*** STORED RECORDS

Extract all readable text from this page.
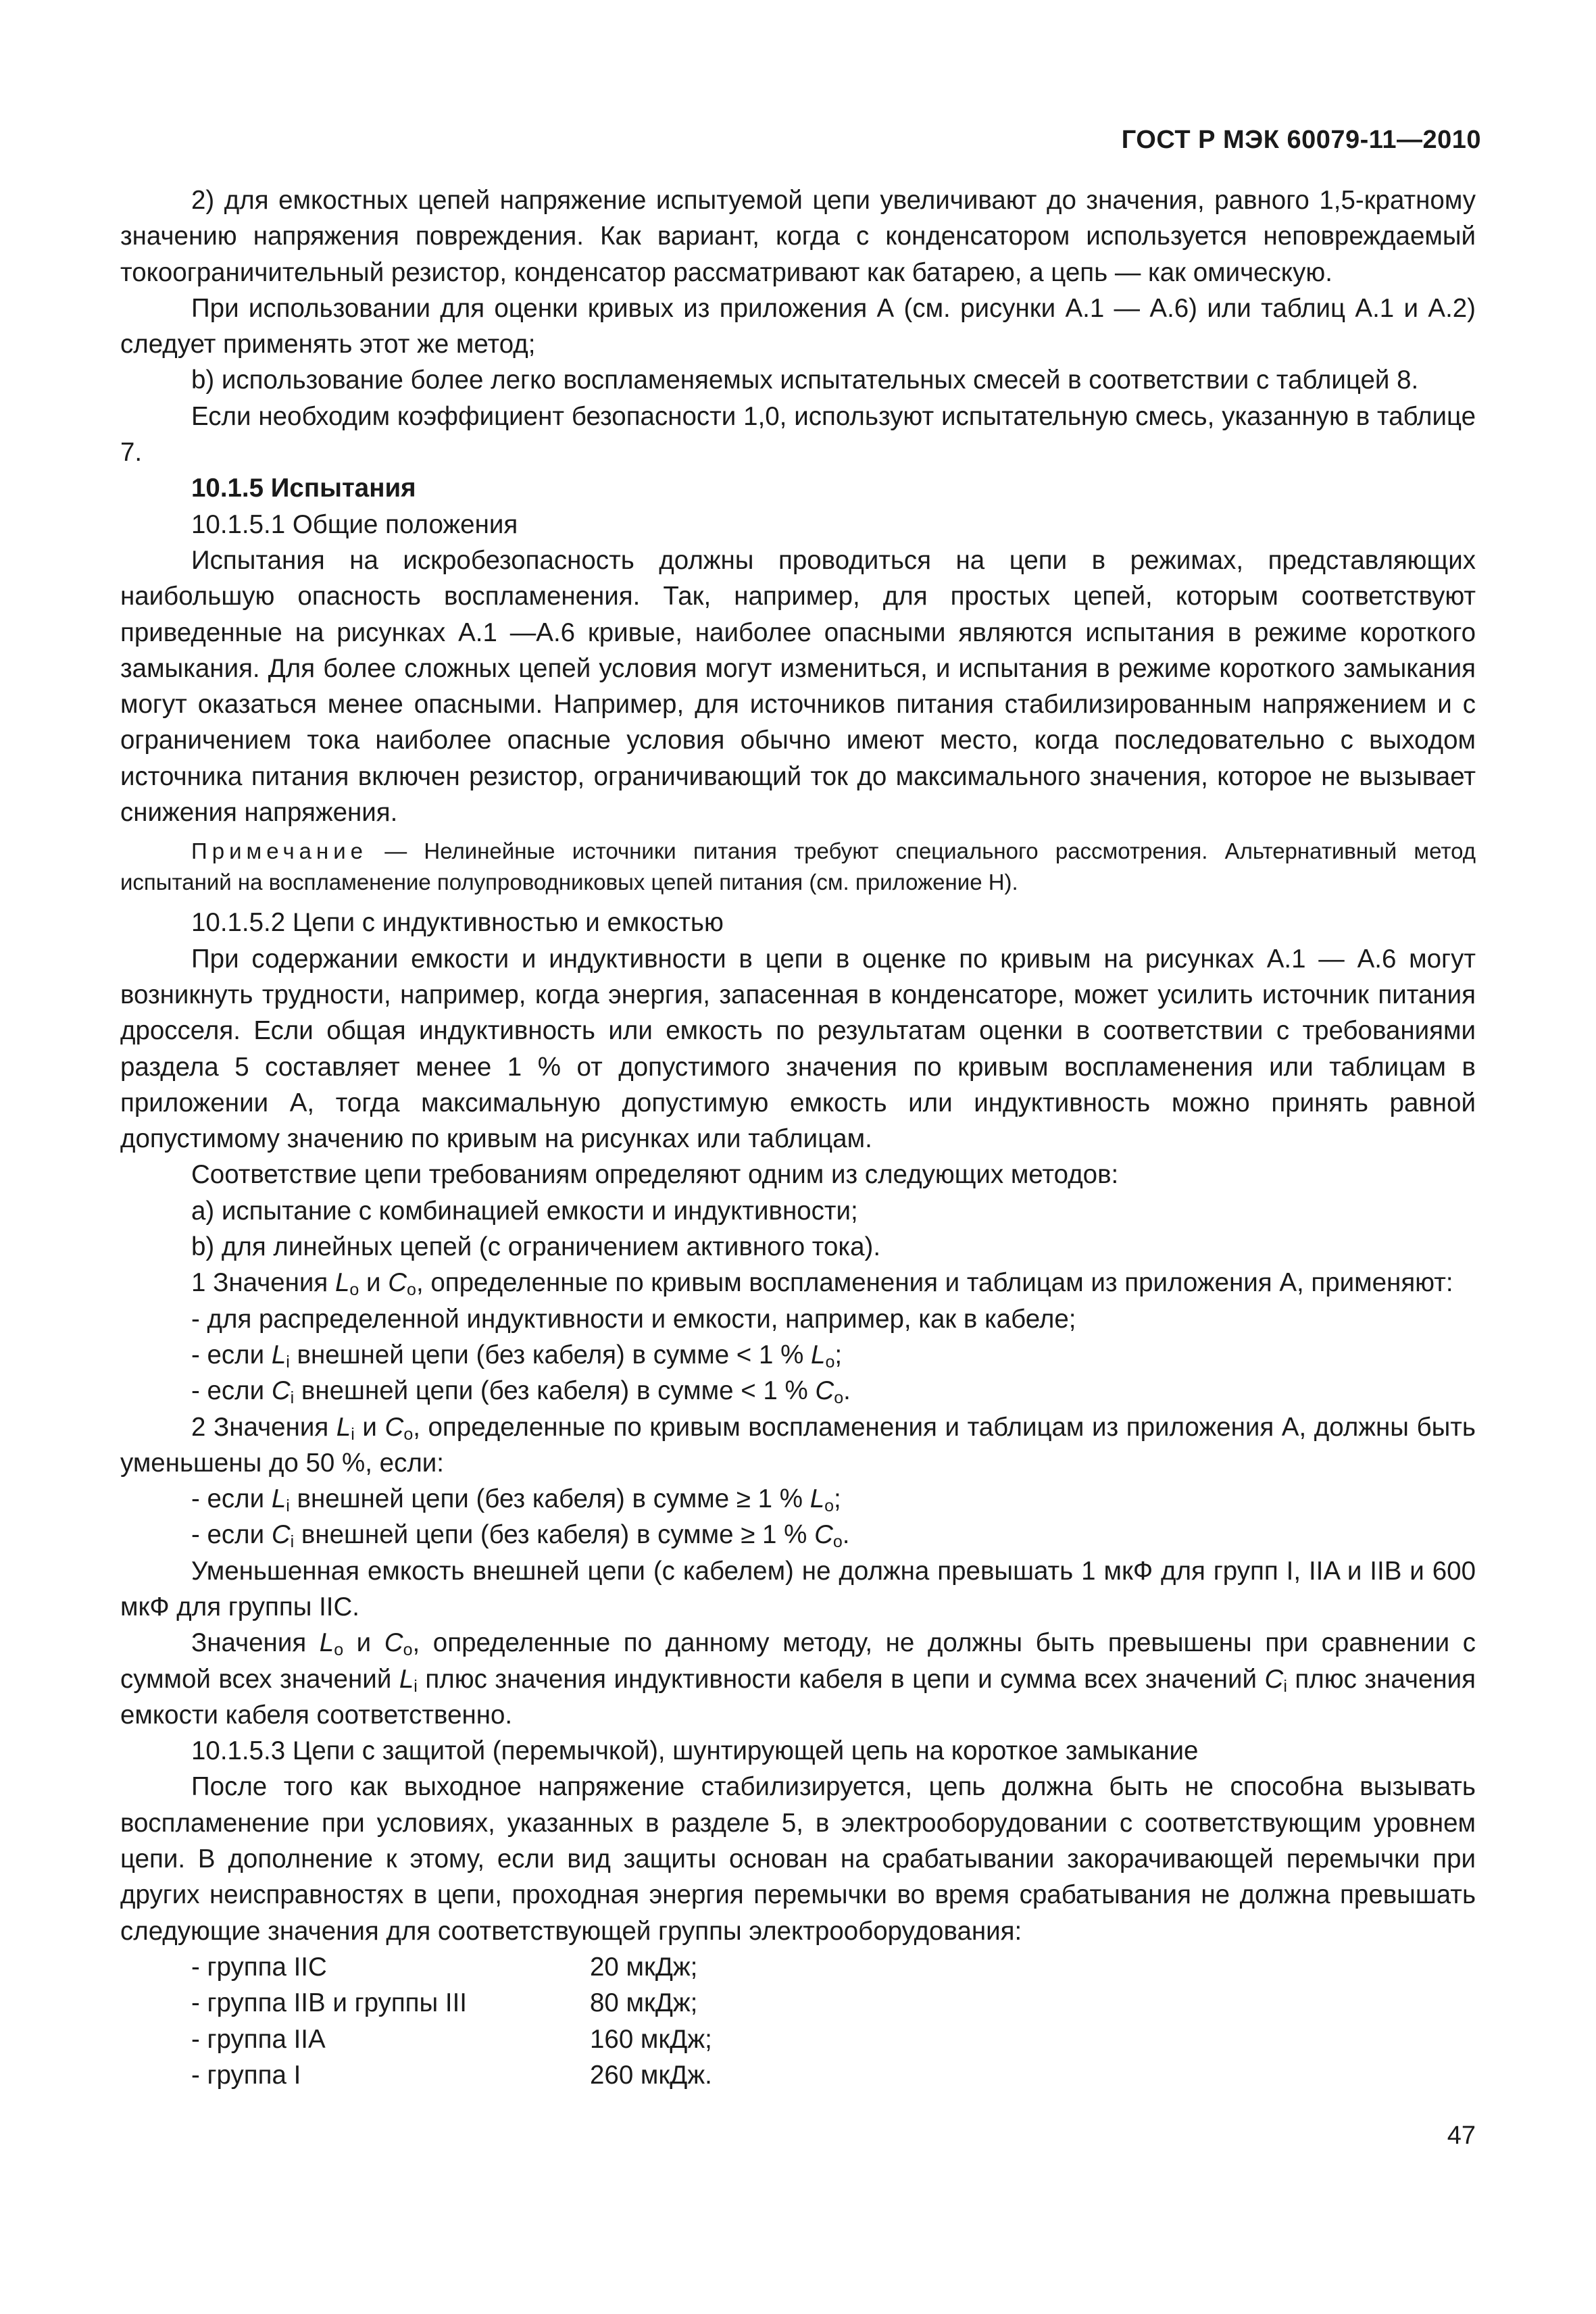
ГОСТ Р МЭК 60079-11—2010

2) для емкостных цепей напряжение испытуемой цепи увеличивают до значения, равного 1,5-кратному значению напряжения повреждения. Как вариант, когда с конденсатором используется неповреждаемый токоограничительный резистор, конденсатор рассматривают как батарею, а цепь — как омическую.

При использовании для оценки кривых из приложения А (см. рисунки А.1 — А.6) или таблиц А.1 и А.2) следует применять этот же метод;

b) использование более легко воспламеняемых испытательных смесей в соответствии с таблицей 8.

Если необходим коэффициент безопасности 1,0, используют испытательную смесь, указанную в таблице 7.

10.1.5 Испытания

10.1.5.1 Общие положения

Испытания на искробезопасность должны проводиться на цепи в режимах, представляющих наибольшую опасность воспламенения. Так, например, для простых цепей, которым соответствуют приведенные на рисунках А.1 —А.6 кривые, наиболее опасными являются испытания в режиме короткого замыкания. Для более сложных цепей условия могут измениться, и испытания в режиме короткого замыкания могут оказаться менее опасными. Например, для источников питания стабилизированным напряжением и с ограничением тока наиболее опасные условия обычно имеют место, когда последовательно с выходом источника питания включен резистор, ограничивающий ток до максимального значения, которое не вызывает снижения напряжения.

Примечание — Нелинейные источники питания требуют специального рассмотрения. Альтернативный метод испытаний на воспламенение полупроводниковых цепей питания (см. приложение Н).

10.1.5.2 Цепи с индуктивностью и емкостью

При содержании емкости и индуктивности в цепи в оценке по кривым на рисунках А.1 — А.6 могут возникнуть трудности, например, когда энергия, запасенная в конденсаторе, может усилить источник питания дросселя. Если общая индуктивность или емкость по результатам оценки в соответствии с требованиями раздела 5 составляет менее 1 % от допустимого значения по кривым воспламенения или таблицам в приложении А, тогда максимальную допустимую емкость или индуктивность можно принять равной допустимому значению по кривым на рисунках или таблицам.

Соответствие цепи требованиям определяют одним из следующих методов:

а) испытание с комбинацией емкости и индуктивности;

b) для линейных цепей (с ограничением активного тока).

1 Значения $L_o$ и $C_o$, определенные по кривым воспламенения и таблицам из приложения А, применяют:

- для распределенной индуктивности и емкости, например, как в кабеле;

- если $L_i$ внешней цепи (без кабеля) в сумме < 1 % $L_o$;

- если $C_i$ внешней цепи (без кабеля) в сумме < 1 % $C_o$.

2 Значения $L_i$ и $C_o$, определенные по кривым воспламенения и таблицам из приложения А, должны быть уменьшены до 50 %, если:

- если $L_i$ внешней цепи (без кабеля) в сумме ≥ 1 % $L_o$;

- если $C_i$ внешней цепи (без кабеля) в сумме ≥ 1 % $C_o$.

Уменьшенная емкость внешней цепи (с кабелем) не должна превышать 1 мкФ для групп I, IIA и IIB и 600 мкФ для группы IIC.

Значения $L_o$ и $C_o$, определенные по данному методу, не должны быть превышены при сравнении с суммой всех значений $L_i$ плюс значения индуктивности кабеля в цепи и сумма всех значений $C_i$ плюс значения емкости кабеля соответственно.

10.1.5.3 Цепи с защитой (перемычкой), шунтирующей цепь на короткое замыкание

После того как выходное напряжение стабилизируется, цепь должна быть не способна вызывать воспламенение при условиях, указанных в разделе 5, в электрооборудовании с соответствующим уровнем цепи. В дополнение к этому, если вид защиты основан на срабатывании закорачивающей перемычки при других неисправностях в цепи, проходная энергия перемычки во время срабатывания не должна превышать следующие значения для соответствующей группы электрооборудования:

- группа IIC	20 мкДж;
- группа IIB и группы III	80 мкДж;
- группа IIA	160 мкДж;
- группа I	260 мкДж.
47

******

AIM OF THE TASK: State the number of lines above that hold the string "сумме", with nothing added.

FINAL RESULT: 4